** BEGIN PROVIDED INFORMATION **
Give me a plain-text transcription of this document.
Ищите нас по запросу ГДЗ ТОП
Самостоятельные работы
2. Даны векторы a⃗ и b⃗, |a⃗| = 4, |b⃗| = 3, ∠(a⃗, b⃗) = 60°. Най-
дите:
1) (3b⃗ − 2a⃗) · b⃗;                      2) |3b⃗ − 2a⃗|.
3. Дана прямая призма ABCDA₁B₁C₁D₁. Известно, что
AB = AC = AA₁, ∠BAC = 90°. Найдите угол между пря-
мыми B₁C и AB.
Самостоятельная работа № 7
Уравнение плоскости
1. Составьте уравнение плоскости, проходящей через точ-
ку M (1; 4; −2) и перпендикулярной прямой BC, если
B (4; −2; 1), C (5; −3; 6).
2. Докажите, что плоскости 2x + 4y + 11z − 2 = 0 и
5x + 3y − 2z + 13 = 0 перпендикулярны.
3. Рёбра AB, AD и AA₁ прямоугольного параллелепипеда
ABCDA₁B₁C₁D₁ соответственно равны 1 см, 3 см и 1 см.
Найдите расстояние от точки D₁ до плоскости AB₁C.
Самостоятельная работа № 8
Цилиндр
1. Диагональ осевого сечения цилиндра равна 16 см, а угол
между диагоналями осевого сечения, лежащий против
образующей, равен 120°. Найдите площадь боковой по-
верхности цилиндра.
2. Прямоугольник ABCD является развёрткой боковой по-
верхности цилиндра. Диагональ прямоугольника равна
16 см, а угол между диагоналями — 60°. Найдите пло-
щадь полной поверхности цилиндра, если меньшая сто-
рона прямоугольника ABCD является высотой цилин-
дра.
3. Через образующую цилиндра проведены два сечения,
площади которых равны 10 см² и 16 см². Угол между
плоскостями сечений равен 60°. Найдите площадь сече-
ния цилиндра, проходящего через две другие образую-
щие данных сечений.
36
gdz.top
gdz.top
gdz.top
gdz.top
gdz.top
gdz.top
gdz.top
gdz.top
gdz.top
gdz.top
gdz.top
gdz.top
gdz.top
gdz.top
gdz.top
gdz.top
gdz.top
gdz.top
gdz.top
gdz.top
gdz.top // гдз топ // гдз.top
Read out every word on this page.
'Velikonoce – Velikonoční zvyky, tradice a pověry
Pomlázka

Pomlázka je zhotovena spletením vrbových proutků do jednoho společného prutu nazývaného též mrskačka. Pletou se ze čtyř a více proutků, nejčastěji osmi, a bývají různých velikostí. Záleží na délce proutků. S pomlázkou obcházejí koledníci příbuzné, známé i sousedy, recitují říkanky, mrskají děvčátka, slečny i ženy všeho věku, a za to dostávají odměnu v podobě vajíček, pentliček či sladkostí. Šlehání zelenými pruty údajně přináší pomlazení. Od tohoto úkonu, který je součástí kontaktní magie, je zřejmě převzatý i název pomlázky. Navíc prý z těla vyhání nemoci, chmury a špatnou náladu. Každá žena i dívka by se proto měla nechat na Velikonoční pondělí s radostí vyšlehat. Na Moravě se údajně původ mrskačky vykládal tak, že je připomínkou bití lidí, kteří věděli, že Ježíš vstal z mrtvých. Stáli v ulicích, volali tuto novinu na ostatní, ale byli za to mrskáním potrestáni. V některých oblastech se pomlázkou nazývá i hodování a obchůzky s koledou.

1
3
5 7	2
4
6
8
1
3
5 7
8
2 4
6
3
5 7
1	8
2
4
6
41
** END PROVIDED INFORMATION **
# REQUIREMENT:
Write the material out again word for word.

# RESPONSE TO THIS TASK:
Give me a plain-text transcription of this document.
Ищите нас по запросу ГДЗ ТОП
Самостоятельные работы
2. Даны векторы a⃗ и b⃗, |a⃗| = 4, |b⃗| = 3, ∠(a⃗, b⃗) = 60°. Най-
дите:
1) (3b⃗ − 2a⃗) · b⃗;                      2) |3b⃗ − 2a⃗|.
3. Дана прямая призма ABCDA₁B₁C₁D₁. Известно, что
AB = AC = AA₁, ∠BAC = 90°. Найдите угол между пря-
мыми B₁C и AB.
Самостоятельная работа № 7
Уравнение плоскости
1. Составьте уравнение плоскости, проходящей через точ-
ку M (1; 4; −2) и перпендикулярной прямой BC, если
B (4; −2; 1), C (5; −3; 6).
2. Докажите, что плоскости 2x + 4y + 11z − 2 = 0 и
5x + 3y − 2z + 13 = 0 перпендикулярны.
3. Рёбра AB, AD и AA₁ прямоугольного параллелепипеда
ABCDA₁B₁C₁D₁ соответственно равны 1 см, 3 см и 1 см.
Найдите расстояние от точки D₁ до плоскости AB₁C.
Самостоятельная работа № 8
Цилиндр
1. Диагональ осевого сечения цилиндра равна 16 см, а угол
между диагоналями осевого сечения, лежащий против
образующей, равен 120°. Найдите площадь боковой по-
верхности цилиндра.
2. Прямоугольник ABCD является развёрткой боковой по-
верхности цилиндра. Диагональ прямоугольника равна
16 см, а угол между диагоналями — 60°. Найдите пло-
щадь полной поверхности цилиндра, если меньшая сто-
рона прямоугольника ABCD является высотой цилин-
дра.
3. Через образующую цилиндра проведены два сечения,
площади которых равны 10 см² и 16 см². Угол между
плоскостями сечений равен 60°. Найдите площадь сече-
ния цилиндра, проходящего через две другие образую-
щие данных сечений.
36
gdz.top
gdz.top
gdz.top
gdz.top
gdz.top
gdz.top
gdz.top
gdz.top
gdz.top
gdz.top
gdz.top
gdz.top
gdz.top
gdz.top
gdz.top
gdz.top
gdz.top
gdz.top
gdz.top
gdz.top
gdz.top // гдз топ // гдз.top
Read out every word on this page.
'Velikonoce – Velikonoční zvyky, tradice a pověry
Pomlázka

Pomlázka je zhotovena spletením vrbových proutků do jednoho společného prutu nazývaného též mrskačka. Pletou se ze čtyř a více proutků, nejčastěji osmi, a bývají různých velikostí. Záleží na délce proutků. S pomlázkou obcházejí koledníci příbuzné, známé i sousedy, recitují říkanky, mrskají děvčátka, slečny i ženy všeho věku, a za to dostávají odměnu v podobě vajíček, pentliček či sladkostí. Šlehání zelenými pruty údajně přináší pomlazení. Od tohoto úkonu, který je součástí kontaktní magie, je zřejmě převzatý i název pomlázky. Navíc prý z těla vyhání nemoci, chmury a špatnou náladu. Každá žena i dívka by se proto měla nechat na Velikonoční pondělí s radostí vyšlehat. Na Moravě se údajně původ mrskačky vykládal tak, že je připomínkou bití lidí, kteří věděli, že Ježíš vstal z mrtvých. Stáli v ulicích, volali tuto novinu na ostatní, ale byli za to mrskáním potrestáni. V některých oblastech se pomlázkou nazývá i hodování a obchůzky s koledou.

1
3
5 7	2
4
6
8
1
3
5 7
8
2 4
6
3
5 7
1	8
2
4
6
41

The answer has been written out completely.